Extract each line holding the word "sitting" from the entries.

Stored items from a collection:
************

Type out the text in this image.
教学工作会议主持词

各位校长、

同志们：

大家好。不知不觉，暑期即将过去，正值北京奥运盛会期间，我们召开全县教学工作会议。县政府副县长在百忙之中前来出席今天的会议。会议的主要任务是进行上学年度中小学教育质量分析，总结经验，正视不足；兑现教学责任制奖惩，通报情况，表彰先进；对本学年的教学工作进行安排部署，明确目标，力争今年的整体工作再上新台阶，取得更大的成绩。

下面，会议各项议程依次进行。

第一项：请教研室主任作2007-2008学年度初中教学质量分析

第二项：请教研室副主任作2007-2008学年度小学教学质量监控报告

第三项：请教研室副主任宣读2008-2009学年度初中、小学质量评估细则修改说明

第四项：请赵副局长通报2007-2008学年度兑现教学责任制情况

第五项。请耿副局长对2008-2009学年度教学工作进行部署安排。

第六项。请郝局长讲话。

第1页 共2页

************

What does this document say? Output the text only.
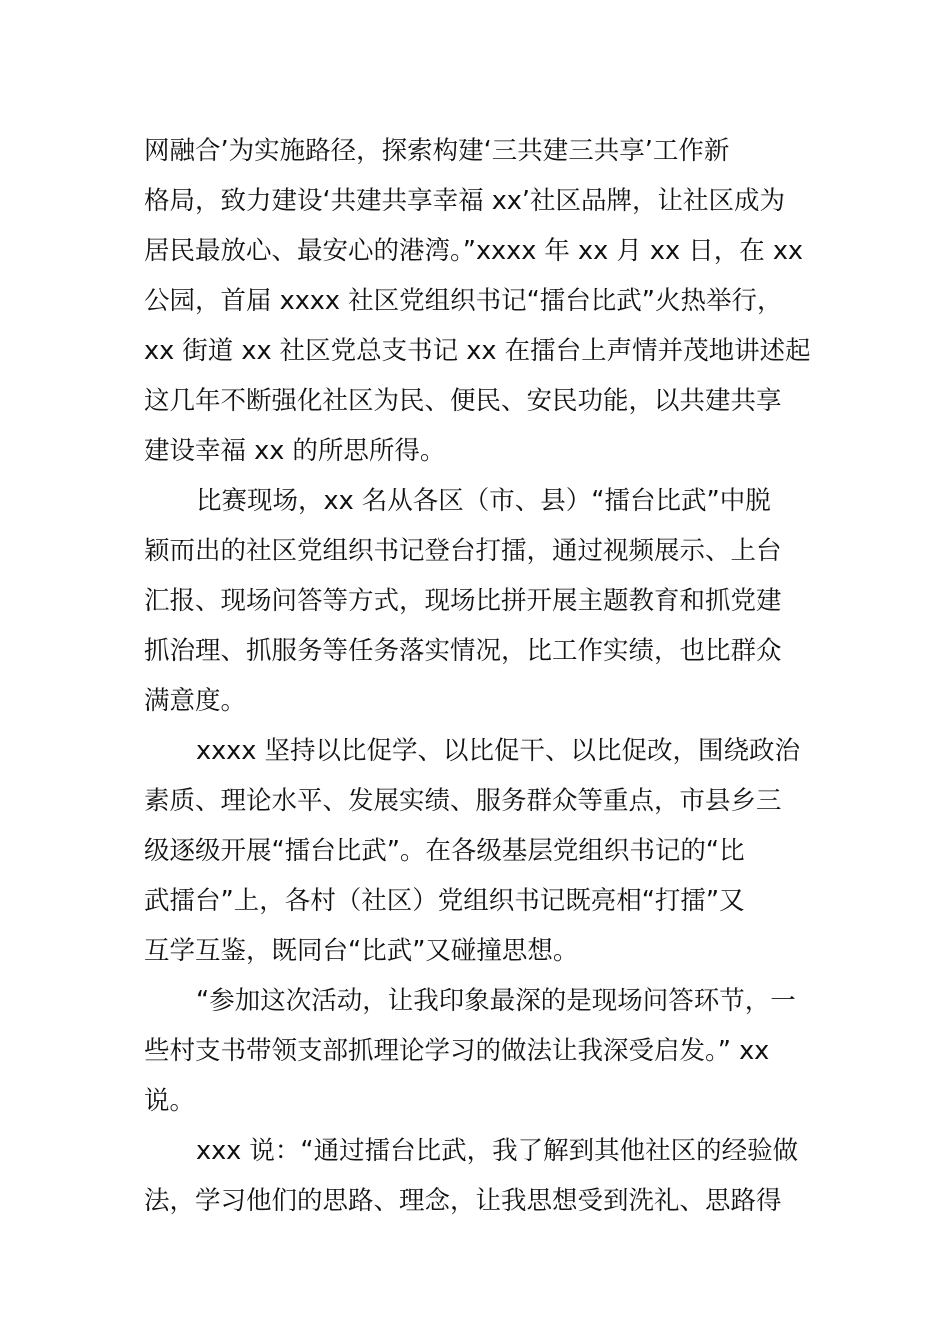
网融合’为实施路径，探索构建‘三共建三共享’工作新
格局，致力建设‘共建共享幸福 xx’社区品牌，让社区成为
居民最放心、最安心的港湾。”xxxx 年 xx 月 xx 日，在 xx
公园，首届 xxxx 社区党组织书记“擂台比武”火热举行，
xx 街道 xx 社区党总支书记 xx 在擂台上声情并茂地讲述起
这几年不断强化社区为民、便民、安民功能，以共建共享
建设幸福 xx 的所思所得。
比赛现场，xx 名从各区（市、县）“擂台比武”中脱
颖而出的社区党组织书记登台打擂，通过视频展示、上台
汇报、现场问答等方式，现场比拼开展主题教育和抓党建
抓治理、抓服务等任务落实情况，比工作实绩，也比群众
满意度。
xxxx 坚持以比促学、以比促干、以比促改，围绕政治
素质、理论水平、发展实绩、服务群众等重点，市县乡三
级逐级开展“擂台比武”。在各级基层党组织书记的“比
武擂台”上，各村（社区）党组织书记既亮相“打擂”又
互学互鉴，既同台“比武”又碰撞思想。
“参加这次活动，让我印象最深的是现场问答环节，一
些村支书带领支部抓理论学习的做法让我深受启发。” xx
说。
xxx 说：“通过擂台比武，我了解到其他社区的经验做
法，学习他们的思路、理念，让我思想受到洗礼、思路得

************

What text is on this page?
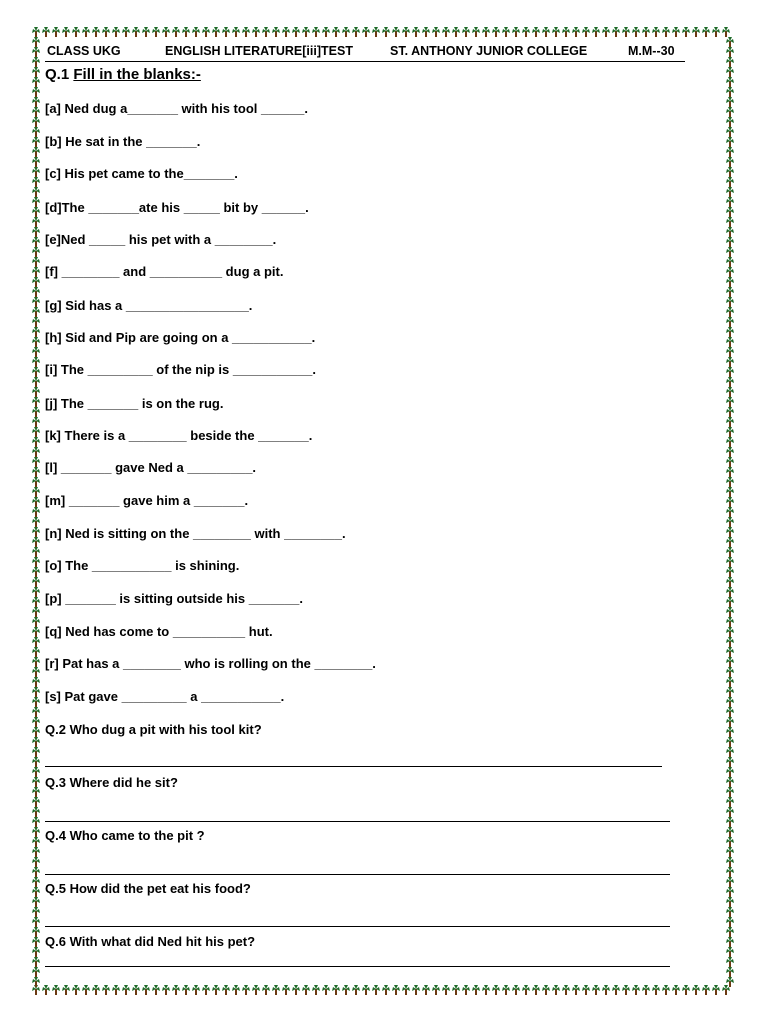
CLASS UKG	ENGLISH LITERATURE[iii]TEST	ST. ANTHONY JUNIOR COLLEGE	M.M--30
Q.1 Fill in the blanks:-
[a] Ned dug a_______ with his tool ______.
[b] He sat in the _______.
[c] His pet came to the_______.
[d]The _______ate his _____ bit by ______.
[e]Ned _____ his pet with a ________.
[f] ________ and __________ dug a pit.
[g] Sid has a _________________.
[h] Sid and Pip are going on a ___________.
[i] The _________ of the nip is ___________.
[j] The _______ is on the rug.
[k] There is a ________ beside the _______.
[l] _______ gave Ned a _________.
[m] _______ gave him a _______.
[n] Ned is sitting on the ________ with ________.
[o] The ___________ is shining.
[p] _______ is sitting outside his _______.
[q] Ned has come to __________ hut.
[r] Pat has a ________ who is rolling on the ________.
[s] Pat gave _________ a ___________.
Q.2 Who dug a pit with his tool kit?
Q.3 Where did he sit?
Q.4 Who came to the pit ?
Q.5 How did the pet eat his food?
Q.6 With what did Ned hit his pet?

************

• **ANSWER FOR THIS EXERCISE**
[n] Ned is sitting on the ________ with ________.
[p] _______ is sitting outside his _______.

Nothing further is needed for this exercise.